Short problem
Omit all pictures and give the records below again exactly as written.

Records from a collection of figures:
··········

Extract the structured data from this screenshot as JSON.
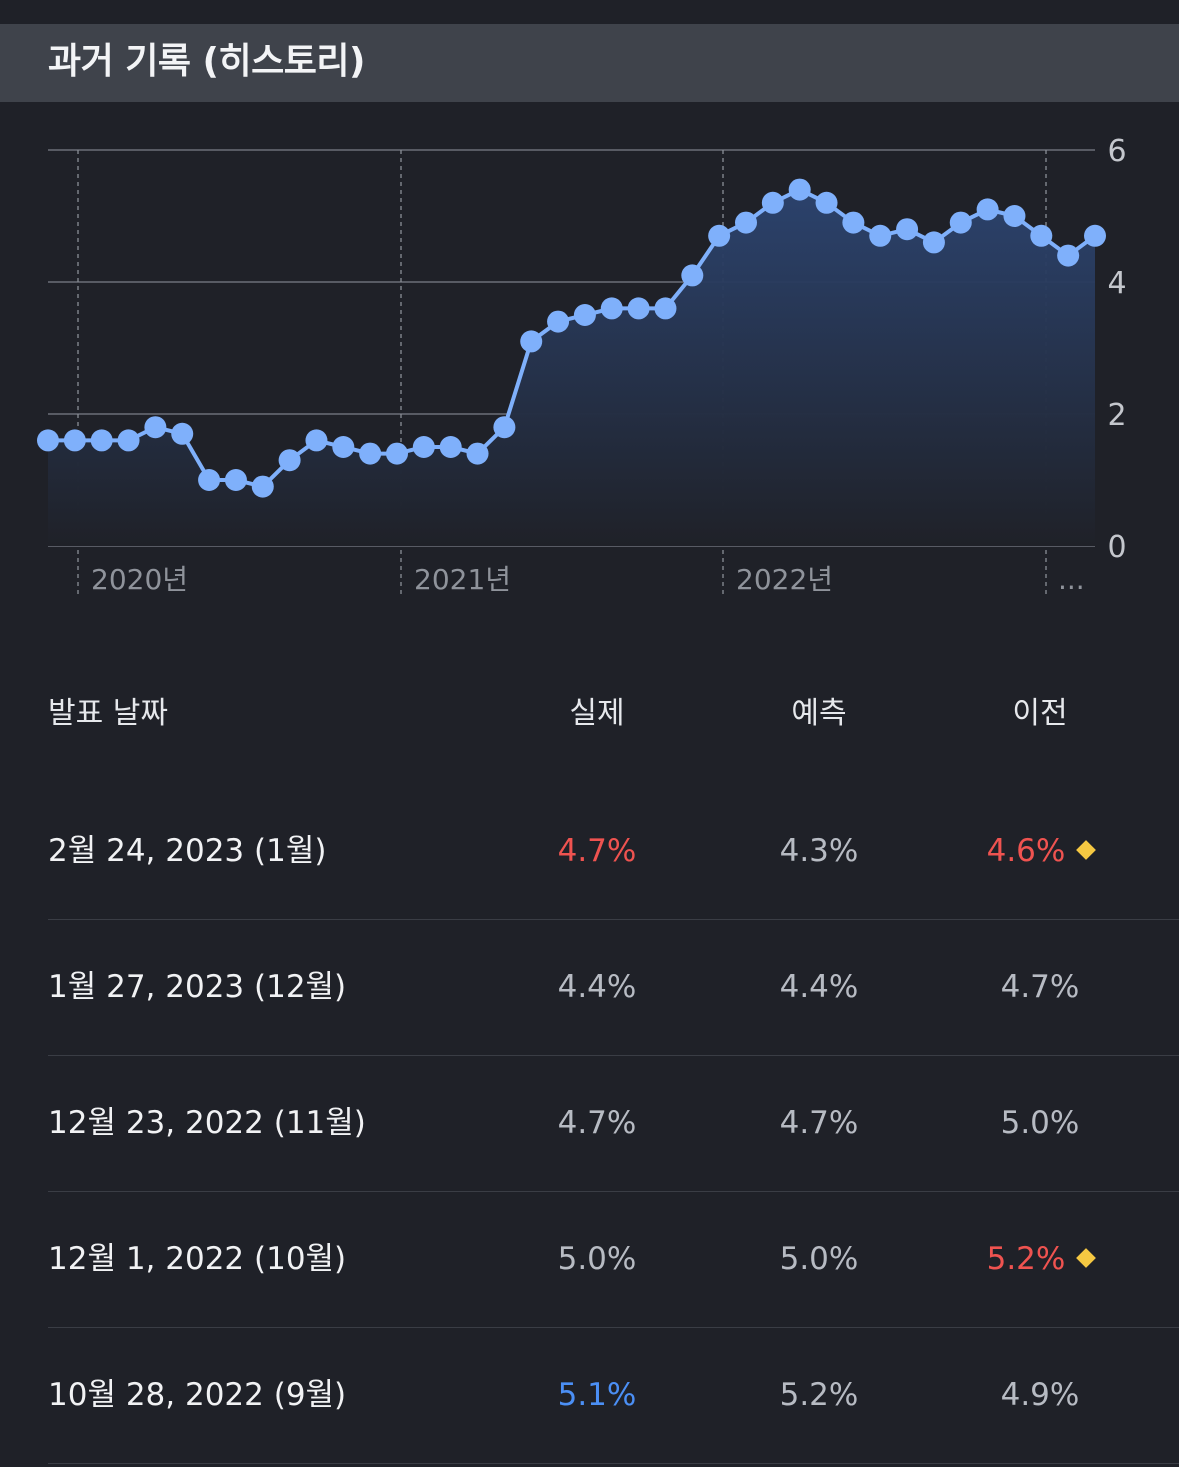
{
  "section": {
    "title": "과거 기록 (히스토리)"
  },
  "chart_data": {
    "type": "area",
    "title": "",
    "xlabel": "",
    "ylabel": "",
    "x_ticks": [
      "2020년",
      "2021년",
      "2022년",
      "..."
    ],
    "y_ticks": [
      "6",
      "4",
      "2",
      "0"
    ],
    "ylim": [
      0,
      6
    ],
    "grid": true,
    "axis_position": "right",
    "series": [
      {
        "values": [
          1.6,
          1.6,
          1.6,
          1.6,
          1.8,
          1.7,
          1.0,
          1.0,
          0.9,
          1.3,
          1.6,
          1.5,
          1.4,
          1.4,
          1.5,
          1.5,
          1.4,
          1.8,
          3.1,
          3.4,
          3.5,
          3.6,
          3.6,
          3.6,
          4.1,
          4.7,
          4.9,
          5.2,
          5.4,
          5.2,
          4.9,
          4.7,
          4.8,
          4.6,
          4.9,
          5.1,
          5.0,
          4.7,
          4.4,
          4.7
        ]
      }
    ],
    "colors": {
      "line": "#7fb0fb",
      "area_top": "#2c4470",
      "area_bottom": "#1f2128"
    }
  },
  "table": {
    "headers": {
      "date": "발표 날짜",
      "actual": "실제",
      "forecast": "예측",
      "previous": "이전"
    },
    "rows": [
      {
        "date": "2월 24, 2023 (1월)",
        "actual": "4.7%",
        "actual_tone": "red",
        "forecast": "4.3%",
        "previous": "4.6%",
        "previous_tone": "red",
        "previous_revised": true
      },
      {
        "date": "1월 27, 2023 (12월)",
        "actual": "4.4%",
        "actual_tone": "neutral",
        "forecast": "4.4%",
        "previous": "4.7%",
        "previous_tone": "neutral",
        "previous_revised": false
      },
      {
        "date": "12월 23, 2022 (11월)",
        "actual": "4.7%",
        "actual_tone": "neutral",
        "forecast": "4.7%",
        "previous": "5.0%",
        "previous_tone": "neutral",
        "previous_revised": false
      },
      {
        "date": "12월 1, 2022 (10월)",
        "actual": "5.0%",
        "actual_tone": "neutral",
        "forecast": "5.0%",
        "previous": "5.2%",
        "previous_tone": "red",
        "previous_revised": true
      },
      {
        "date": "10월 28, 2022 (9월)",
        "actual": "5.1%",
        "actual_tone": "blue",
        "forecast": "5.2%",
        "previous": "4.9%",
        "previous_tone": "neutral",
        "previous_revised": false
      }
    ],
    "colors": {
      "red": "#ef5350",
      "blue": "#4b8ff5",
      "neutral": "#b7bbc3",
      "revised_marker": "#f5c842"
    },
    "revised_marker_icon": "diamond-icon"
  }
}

··········

Expected answer
Extract the structured data from this screenshot as JSON.
{
  "section": {
    "title": "과거 기록 (히스토리)"
  },
  "chart_data": {
    "type": "area",
    "title": "",
    "xlabel": "",
    "ylabel": "",
    "x_ticks": [
      "2020년",
      "2021년",
      "2022년",
      "..."
    ],
    "y_ticks": [
      "6",
      "4",
      "2",
      "0"
    ],
    "ylim": [
      0,
      6
    ],
    "grid": true,
    "axis_position": "right",
    "series": [
      {
        "values": [
          1.6,
          1.6,
          1.6,
          1.6,
          1.8,
          1.7,
          1.0,
          1.0,
          0.9,
          1.3,
          1.6,
          1.5,
          1.4,
          1.4,
          1.5,
          1.5,
          1.4,
          1.8,
          3.1,
          3.4,
          3.5,
          3.6,
          3.6,
          3.6,
          4.1,
          4.7,
          4.9,
          5.2,
          5.4,
          5.2,
          4.9,
          4.7,
          4.8,
          4.6,
          4.9,
          5.1,
          5.0,
          4.7,
          4.4,
          4.7
        ]
      }
    ],
    "colors": {
      "line": "#7fb0fb",
      "area_top": "#2c4470",
      "area_bottom": "#1f2128"
    }
  },
  "table": {
    "headers": {
      "date": "발표 날짜",
      "actual": "실제",
      "forecast": "예측",
      "previous": "이전"
    },
    "rows": [
      {
        "date": "2월 24, 2023 (1월)",
        "actual": "4.7%",
        "actual_tone": "red",
        "forecast": "4.3%",
        "previous": "4.6%",
        "previous_tone": "red",
        "previous_revised": true
      },
      {
        "date": "1월 27, 2023 (12월)",
        "actual": "4.4%",
        "actual_tone": "neutral",
        "forecast": "4.4%",
        "previous": "4.7%",
        "previous_tone": "neutral",
        "previous_revised": false
      },
      {
        "date": "12월 23, 2022 (11월)",
        "actual": "4.7%",
        "actual_tone": "neutral",
        "forecast": "4.7%",
        "previous": "5.0%",
        "previous_tone": "neutral",
        "previous_revised": false
      },
      {
        "date": "12월 1, 2022 (10월)",
        "actual": "5.0%",
        "actual_tone": "neutral",
        "forecast": "5.0%",
        "previous": "5.2%",
        "previous_tone": "red",
        "previous_revised": true
      },
      {
        "date": "10월 28, 2022 (9월)",
        "actual": "5.1%",
        "actual_tone": "blue",
        "forecast": "5.2%",
        "previous": "4.9%",
        "previous_tone": "neutral",
        "previous_revised": false
      }
    ],
    "colors": {
      "red": "#ef5350",
      "blue": "#4b8ff5",
      "neutral": "#b7bbc3",
      "revised_marker": "#f5c842"
    },
    "revised_marker_icon": "diamond-icon"
  }
}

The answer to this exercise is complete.